====== Dataset records ======

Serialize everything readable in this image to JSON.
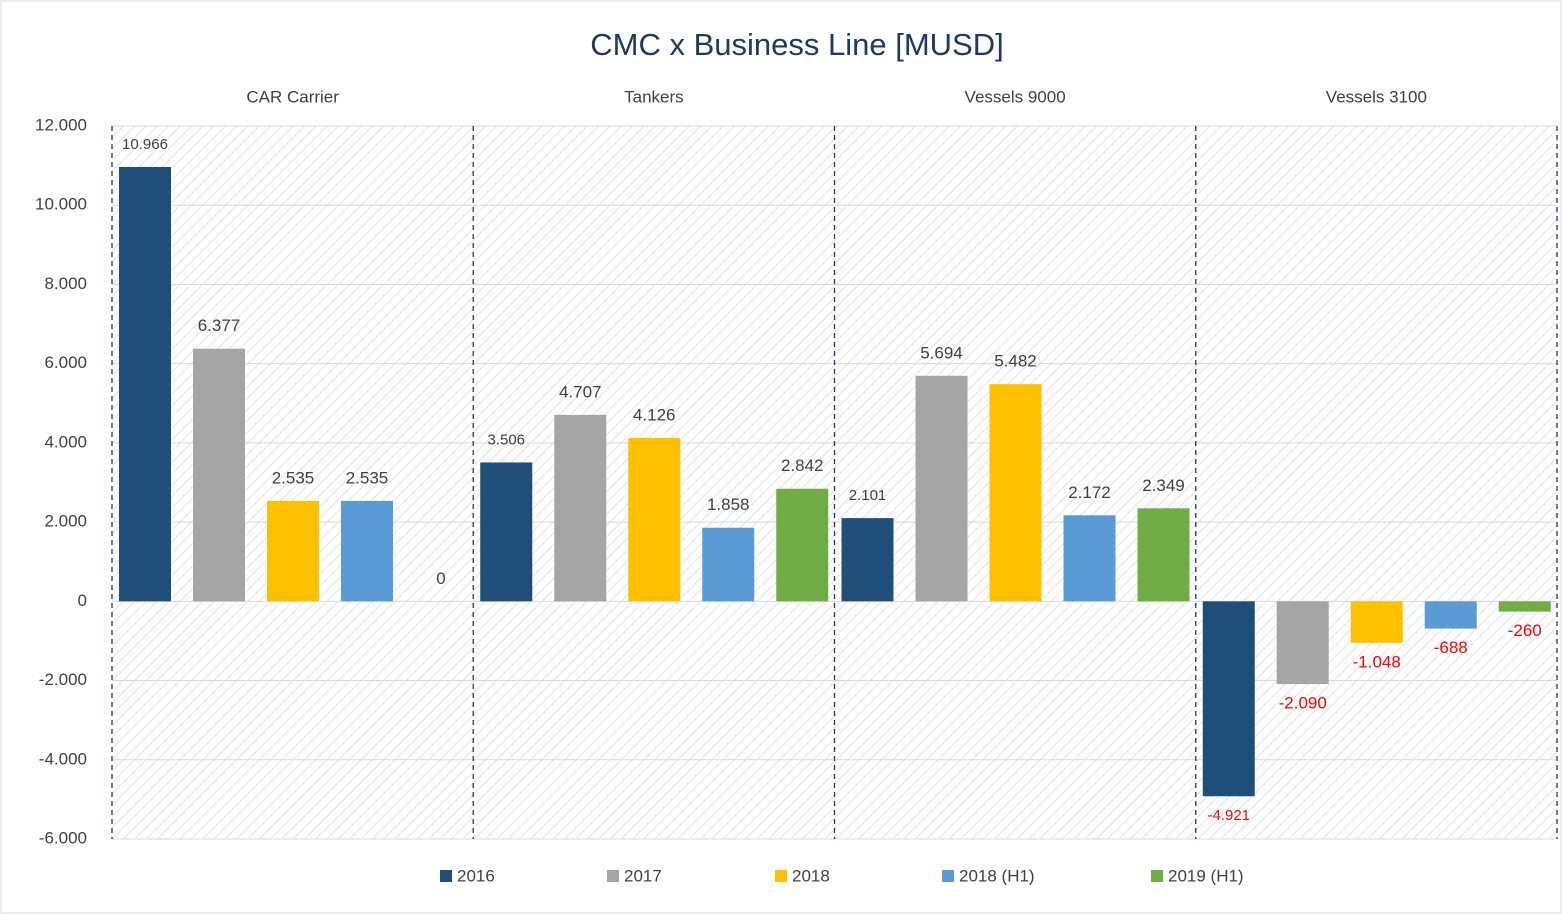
{
  "chart_data": {
    "type": "bar",
    "title": "CMC  x  Business Line [MUSD]",
    "categories": [
      "CAR Carrier",
      "Tankers",
      "Vessels 9000",
      "Vessels 3100"
    ],
    "series": [
      {
        "name": "2016",
        "color": "#1f4e79",
        "values": [
          10966,
          3506,
          2101,
          -4921
        ],
        "value_labels": [
          "10.966",
          "3.506",
          "2.101",
          "-4.921"
        ]
      },
      {
        "name": "2017",
        "color": "#a5a5a5",
        "values": [
          6377,
          4707,
          5694,
          -2090
        ],
        "value_labels": [
          "6.377",
          "4.707",
          "5.694",
          "-2.090"
        ]
      },
      {
        "name": "2018",
        "color": "#ffc000",
        "values": [
          2535,
          4126,
          5482,
          -1048
        ],
        "value_labels": [
          "2.535",
          "4.126",
          "5.482",
          "-1.048"
        ]
      },
      {
        "name": "2018 (H1)",
        "color": "#5b9bd5",
        "values": [
          2535,
          1858,
          2172,
          -688
        ],
        "value_labels": [
          "2.535",
          "1.858",
          "2.172",
          "-688"
        ]
      },
      {
        "name": "2019 (H1)",
        "color": "#70ad47",
        "values": [
          0,
          2842,
          2349,
          -260
        ],
        "value_labels": [
          "0",
          "2.842",
          "2.349",
          "-260"
        ]
      }
    ],
    "ylim": [
      -6000,
      12000
    ],
    "yticks": [
      {
        "value": -6000,
        "label": "-6.000"
      },
      {
        "value": -4000,
        "label": "-4.000"
      },
      {
        "value": -2000,
        "label": "-2.000"
      },
      0,
      {
        "value": 2000,
        "label": "2.000"
      },
      {
        "value": 4000,
        "label": "4.000"
      },
      {
        "value": 6000,
        "label": "6.000"
      },
      {
        "value": 8000,
        "label": "8.000"
      },
      {
        "value": 10000,
        "label": "10.000"
      },
      {
        "value": 12000,
        "label": "12.000"
      }
    ],
    "grid": true,
    "legend": "bottom"
  }
}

======

Brief
Print the records word for word and exclude any picture they hold.

Answer
Serialize everything readable in this image to JSON.
{
  "chart_data": {
    "type": "bar",
    "title": "CMC  x  Business Line [MUSD]",
    "categories": [
      "CAR Carrier",
      "Tankers",
      "Vessels 9000",
      "Vessels 3100"
    ],
    "series": [
      {
        "name": "2016",
        "color": "#1f4e79",
        "values": [
          10966,
          3506,
          2101,
          -4921
        ],
        "value_labels": [
          "10.966",
          "3.506",
          "2.101",
          "-4.921"
        ]
      },
      {
        "name": "2017",
        "color": "#a5a5a5",
        "values": [
          6377,
          4707,
          5694,
          -2090
        ],
        "value_labels": [
          "6.377",
          "4.707",
          "5.694",
          "-2.090"
        ]
      },
      {
        "name": "2018",
        "color": "#ffc000",
        "values": [
          2535,
          4126,
          5482,
          -1048
        ],
        "value_labels": [
          "2.535",
          "4.126",
          "5.482",
          "-1.048"
        ]
      },
      {
        "name": "2018 (H1)",
        "color": "#5b9bd5",
        "values": [
          2535,
          1858,
          2172,
          -688
        ],
        "value_labels": [
          "2.535",
          "1.858",
          "2.172",
          "-688"
        ]
      },
      {
        "name": "2019 (H1)",
        "color": "#70ad47",
        "values": [
          0,
          2842,
          2349,
          -260
        ],
        "value_labels": [
          "0",
          "2.842",
          "2.349",
          "-260"
        ]
      }
    ],
    "ylim": [
      -6000,
      12000
    ],
    "yticks": [
      {
        "value": -6000,
        "label": "-6.000"
      },
      {
        "value": -4000,
        "label": "-4.000"
      },
      {
        "value": -2000,
        "label": "-2.000"
      },
      0,
      {
        "value": 2000,
        "label": "2.000"
      },
      {
        "value": 4000,
        "label": "4.000"
      },
      {
        "value": 6000,
        "label": "6.000"
      },
      {
        "value": 8000,
        "label": "8.000"
      },
      {
        "value": 10000,
        "label": "10.000"
      },
      {
        "value": 12000,
        "label": "12.000"
      }
    ],
    "grid": true,
    "legend": "bottom"
  }
}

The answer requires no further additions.